(Passage)
>>>

US20100034921A1

US20100034921A1 - Nozzle module for an injection valve and injection valve

Info

Publication number: US20100034921A1
Application number: US12/519,171
Authority: US
Inventors: Stephan Bolz; Carsten Götte; Martin Götzenbergerö
Original assignee: Continental Automotive GmbH
Current assignee: Continental Automotive GmbH
Priority date: 2006-12-13
Filing date: 2007-11-26
Publication date: 2010-02-11
Also published as: DE502007006337D1; EP2100028B1; EP2100028A1; BRPI0721096B1; WO2008071535A1; BRPI0721096A2; ATE496217T1; US8256691B2; DE102006058881A1

Abstract

A nozzle module for an injection valve has a nozzle body with a nozzle body opening extending in the direction of a longitudinal axis, and which can be hydraulically coupled to a fluid feed; a nozzle needle which is movable axially in the nozzle body opening and which in a closed position prevents a flow of fluid through at least one injection opening and otherwise releases the fluid flow; and an induction-heated heating element disposed between the nozzle body and the nozzle needle. The heating element is at least partially spaced a distance away from the nozzle body and from the nozzle needle, and during operation of the injection valve the fluid can flow against a side of the heating element facing the nozzle body and a side of the heating element facing the nozzle needle.

Description

The invention relates to a nozzle module for an injection valve and an injection valve.
Ever more stringent statutory requirements relating to the permissible emission of harmful substances from internal combustion engines employed in motor vehicles make it necessary to adopt various measures by means of which the harmful emissions can be reduced. One approach here is to cut the harmful emissions generated by the internal combustion engine. The formation of soot depends greatly on the preparation of the air/fuel mixture in the particular cylinder of the internal combustion engine.

<<<

(Data records)

>>>

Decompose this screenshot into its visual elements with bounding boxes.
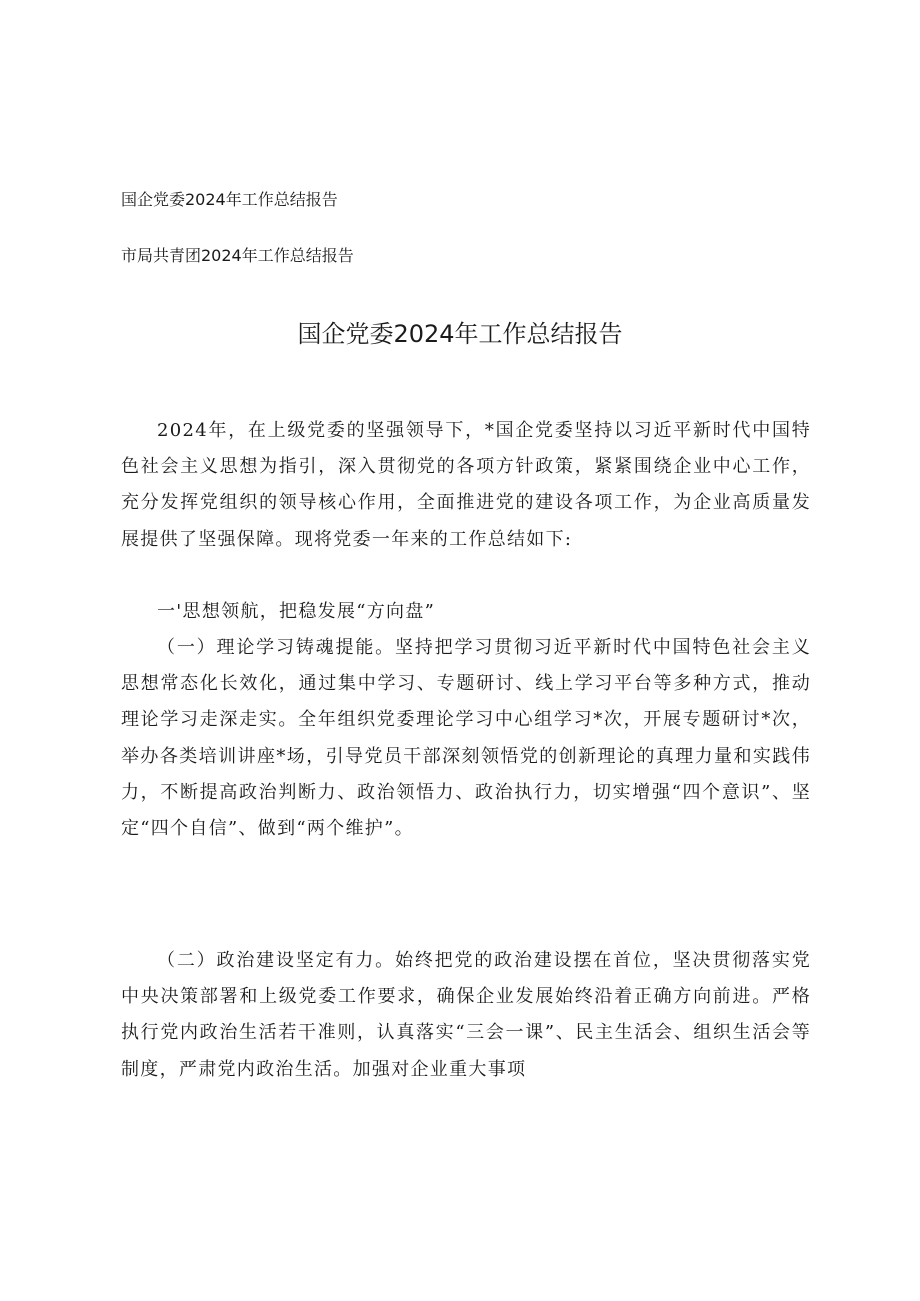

<<<
>>>

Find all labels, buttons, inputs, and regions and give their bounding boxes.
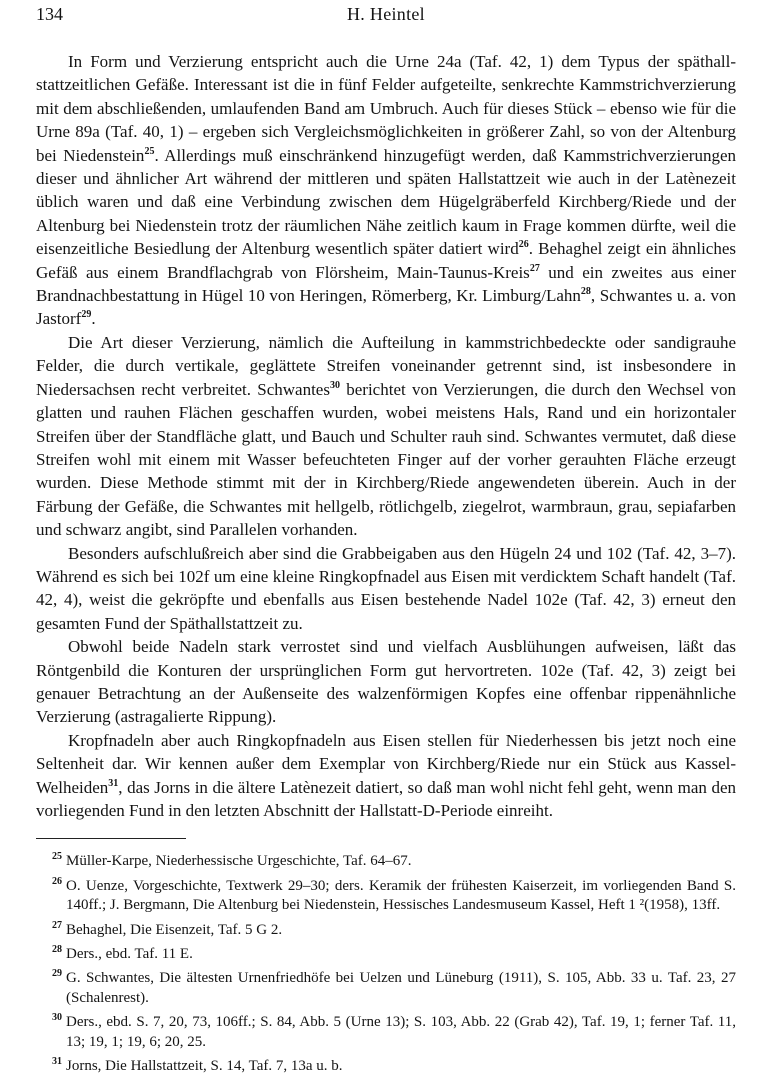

<<<

(Work to do)
[A] Answer these from the nozzle module patent:
(i) Who is the original assignee?
(ii) What is the filing date?
(iii) According to the abstract, where is the induction-heated heating element disposed?
[B] In the nozzle module patent, rewrite the part that begins at the words "The invention relates" and stops after "of the internal combustion engine.", with "harmful emissions" renamed to "pollutant emissions".
[C] Go on with the description in the nozzle module patent, starting after its last sentence.

(Final answers)
[A]
(i) Continental Automotive GmbH
(ii) 2007-11-26
(iii) Between the nozzle body and the nozzle needle

[B]
The invention relates to a nozzle module for an injection valve and an injection valve.
Ever more stringent statutory requirements relating to the permissible emission of harmful substances from internal combustion engines employed in motor vehicles make it necessary to adopt various measures by means of which the pollutant emissions can be reduced. One approach here is to cut the pollutant emissions generated by the internal combustion engine. The formation of soot depends greatly on the preparation of the air/fuel mixture in the particular cylinder of the internal combustion engine.

[C]
US 2001/0040187 A1 discloses a method for heating fuel, in which an injector is provided with an internal heating device and an associated valve needle. Fuel for the injector is provided, fuel is directed and heated by means of at least one flow distribution element.
U.S. Pat. No. 5,758,826 discloses an internal heating device for a fuel injector, with a field with plates made of a material with a positive temperature coefficient (PTC), which is arranged in the form of a square pipe around a valve element and is surrounded by a heat-insulated sleeve.
DE 100 45 753 A1 discloses a method for operating a self-igniting internal combustion engine, where at least one combustion chamber of the internal combustion engine is fed with fuel from at least one injection valve. Before injection, the fuel is heated in the at least one combustion chamber.
DE 198 35 864 A1 discloses a device for heating fluid substances. This comprises a container or a corresponding pipe provided for accommodation or direction of the substance to be heated and a heatable heat transfer element, which is arranged in the container or as the case may be pipe, and preferably comprises steel wool, metal chips or expanded metal.
DE 22 10 250 discloses a fuel injection device, in particular for externally ignited internal combustion engines with heating of the fuel by means of an electrical heating element taking place directly ahead of the injection location, controllable through the engine temperatures influencing the mixture formation.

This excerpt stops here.